The problem:
Output the data word for word, dropping every image.
>> begin Record list
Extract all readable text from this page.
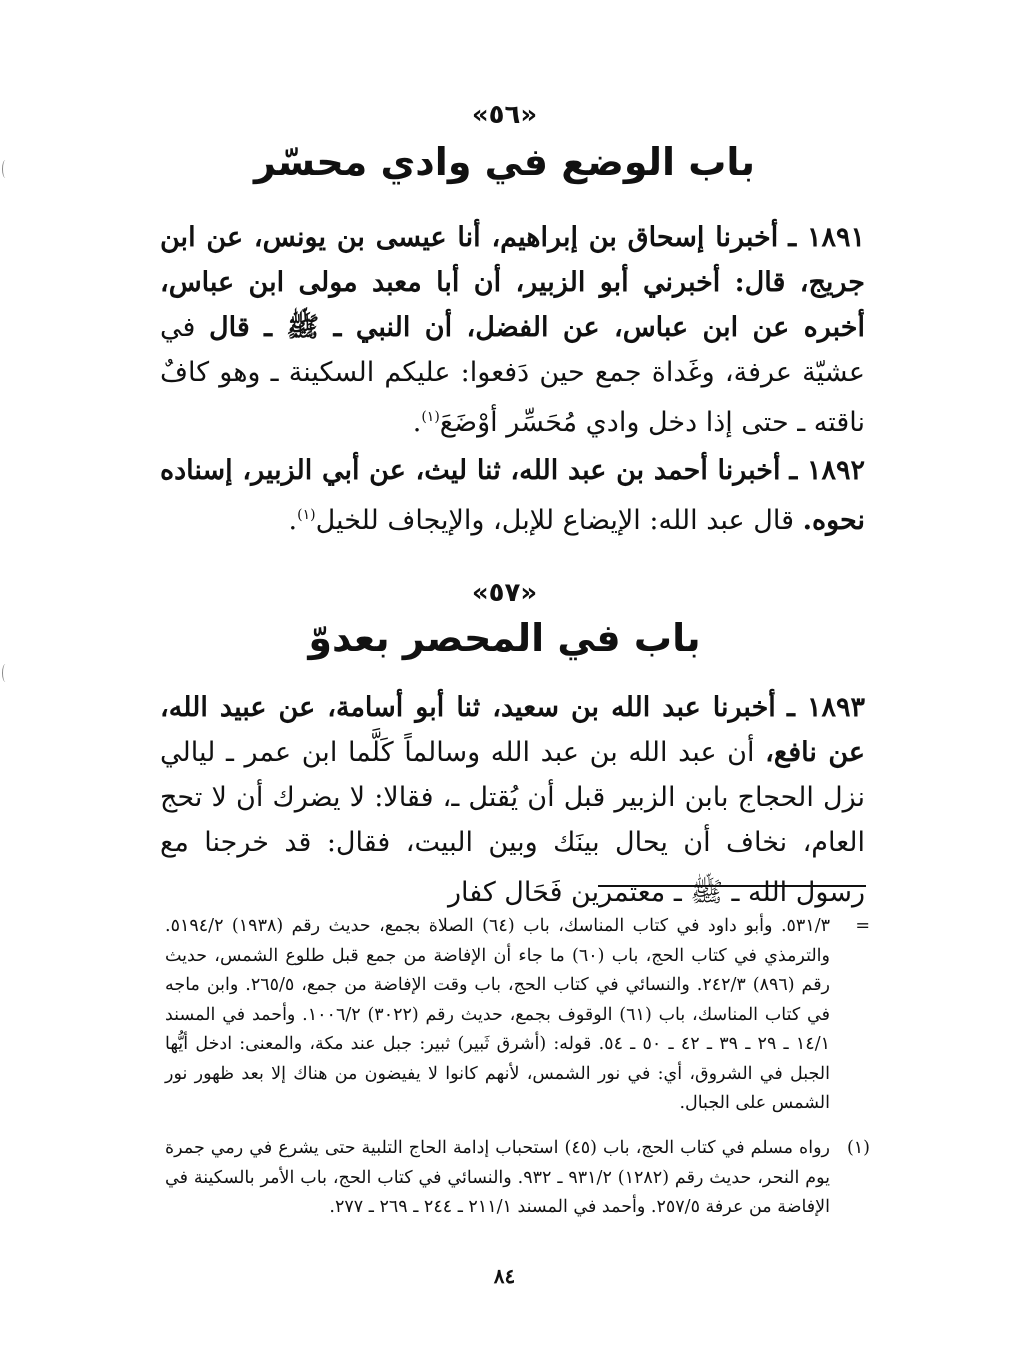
«٥٦»
باب الوضع في وادي محسّر
١٨٩١ ـ أخبرنا إسحاق بن إبراهيم، أنا عيسى بن يونس، عن ابن جريج، قال: أخبرني أبو الزبير، أن أبا معبد مولى ابن عباس، أخبره عن ابن عباس، عن الفضل، أن النبي ـ ﷺ ـ قال في عشيّة عرفة، وغَداة جمع حين دَفعوا: عليكم السكينة ـ وهو كافٌ ناقته ـ حتى إذا دخل وادي مُحَسِّر أوْضَعَ$^{(١)}$.
١٨٩٢ ـ أخبرنا أحمد بن عبد الله، ثنا ليث، عن أبي الزبير، إسناده نحوه. قال عبد الله: الإيضاع للإبل، والإيجاف للخيل$^{(١)}$.
«٥٧»
باب في المحصر بعدوّ
١٨٩٣ ـ أخبرنا عبد الله بن سعيد، ثنا أبو أسامة، عن عبيد الله، عن نافع، أن عبد الله بن عبد الله وسالماً كَلَّما ابن عمر ـ ليالي نزل الحجاج بابن الزبير قبل أن يُقتل ـ، فقالا: لا يضرك أن لا تحج العام، نخاف أن يحال بينَك وبين البيت، فقال: قد خرجنا مع رسول الله ـ ﷺ ـ معتمرين فَحَال كفار
=
٥٣١/٣. وأبو داود في كتاب المناسك، باب (٦٤) الصلاة بجمع، حديث رقم (١٩٣٨) ٥١٩٤/٢. والترمذي في كتاب الحج، باب (٦٠) ما جاء أن الإفاضة من جمع قبل طلوع الشمس، حديث رقم (٨٩٦) ٢٤٢/٣. والنسائي في كتاب الحج، باب وقت الإفاضة من جمع، ٢٦٥/٥. وابن ماجه في كتاب المناسك، باب (٦١) الوقوف بجمع، حديث رقم (٣٠٢٢) ١٠٠٦/٢. وأحمد في المسند ١٤/١ ـ ٢٩ ـ ٣٩ ـ ٤٢ ـ ٥٠ ـ ٥٤. قوله: (أشرق ثَبير) ثبير: جبل عند مكة، والمعنى: ادخل أيُّها الجبل في الشروق، أي: في نور الشمس، لأنهم كانوا لا يفيضون من هناك إلا بعد ظهور نور الشمس على الجبال.
(١)
رواه مسلم في كتاب الحج، باب (٤٥) استحباب إدامة الحاج التلبية حتى يشرع في رمي جمرة يوم النحر، حديث رقم (١٢٨٢) ٩٣١/٢ ـ ٩٣٢. والنسائي في كتاب الحج، باب الأمر بالسكينة في الإفاضة من عرفة ٢٥٧/٥. وأحمد في المسند ٢١١/١ ـ ٢٤٤ ـ ٢٦٩ ـ ٢٧٧.
٨٤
>> end Record list
Task solution:
Extract all readable text from this page.
«٥٦»
باب الوضع في وادي محسّر
١٨٩١ ـ أخبرنا إسحاق بن إبراهيم، أنا عيسى بن يونس، عن ابن جريج، قال: أخبرني أبو الزبير، أن أبا معبد مولى ابن عباس، أخبره عن ابن عباس، عن الفضل، أن النبي ـ ﷺ ـ قال في عشيّة عرفة، وغَداة جمع حين دَفعوا: عليكم السكينة ـ وهو كافٌ ناقته ـ حتى إذا دخل وادي مُحَسِّر أوْضَعَ$^{(١)}$.
١٨٩٢ ـ أخبرنا أحمد بن عبد الله، ثنا ليث، عن أبي الزبير، إسناده نحوه. قال عبد الله: الإيضاع للإبل، والإيجاف للخيل$^{(١)}$.
«٥٧»
باب في المحصر بعدوّ
١٨٩٣ ـ أخبرنا عبد الله بن سعيد، ثنا أبو أسامة، عن عبيد الله، عن نافع، أن عبد الله بن عبد الله وسالماً كَلَّما ابن عمر ـ ليالي نزل الحجاج بابن الزبير قبل أن يُقتل ـ، فقالا: لا يضرك أن لا تحج العام، نخاف أن يحال بينَك وبين البيت، فقال: قد خرجنا مع رسول الله ـ ﷺ ـ معتمرين فَحَال كفار
=
٥٣١/٣. وأبو داود في كتاب المناسك، باب (٦٤) الصلاة بجمع، حديث رقم (١٩٣٨) ٥١٩٤/٢. والترمذي في كتاب الحج، باب (٦٠) ما جاء أن الإفاضة من جمع قبل طلوع الشمس، حديث رقم (٨٩٦) ٢٤٢/٣. والنسائي في كتاب الحج، باب وقت الإفاضة من جمع، ٢٦٥/٥. وابن ماجه في كتاب المناسك، باب (٦١) الوقوف بجمع، حديث رقم (٣٠٢٢) ١٠٠٦/٢. وأحمد في المسند ١٤/١ ـ ٢٩ ـ ٣٩ ـ ٤٢ ـ ٥٠ ـ ٥٤. قوله: (أشرق ثَبير) ثبير: جبل عند مكة، والمعنى: ادخل أيُّها الجبل في الشروق، أي: في نور الشمس، لأنهم كانوا لا يفيضون من هناك إلا بعد ظهور نور الشمس على الجبال.
(١)
رواه مسلم في كتاب الحج، باب (٤٥) استحباب إدامة الحاج التلبية حتى يشرع في رمي جمرة يوم النحر، حديث رقم (١٢٨٢) ٩٣١/٢ ـ ٩٣٢. والنسائي في كتاب الحج، باب الأمر بالسكينة في الإفاضة من عرفة ٢٥٧/٥. وأحمد في المسند ٢١١/١ ـ ٢٤٤ ـ ٢٦٩ ـ ٢٧٧.
٨٤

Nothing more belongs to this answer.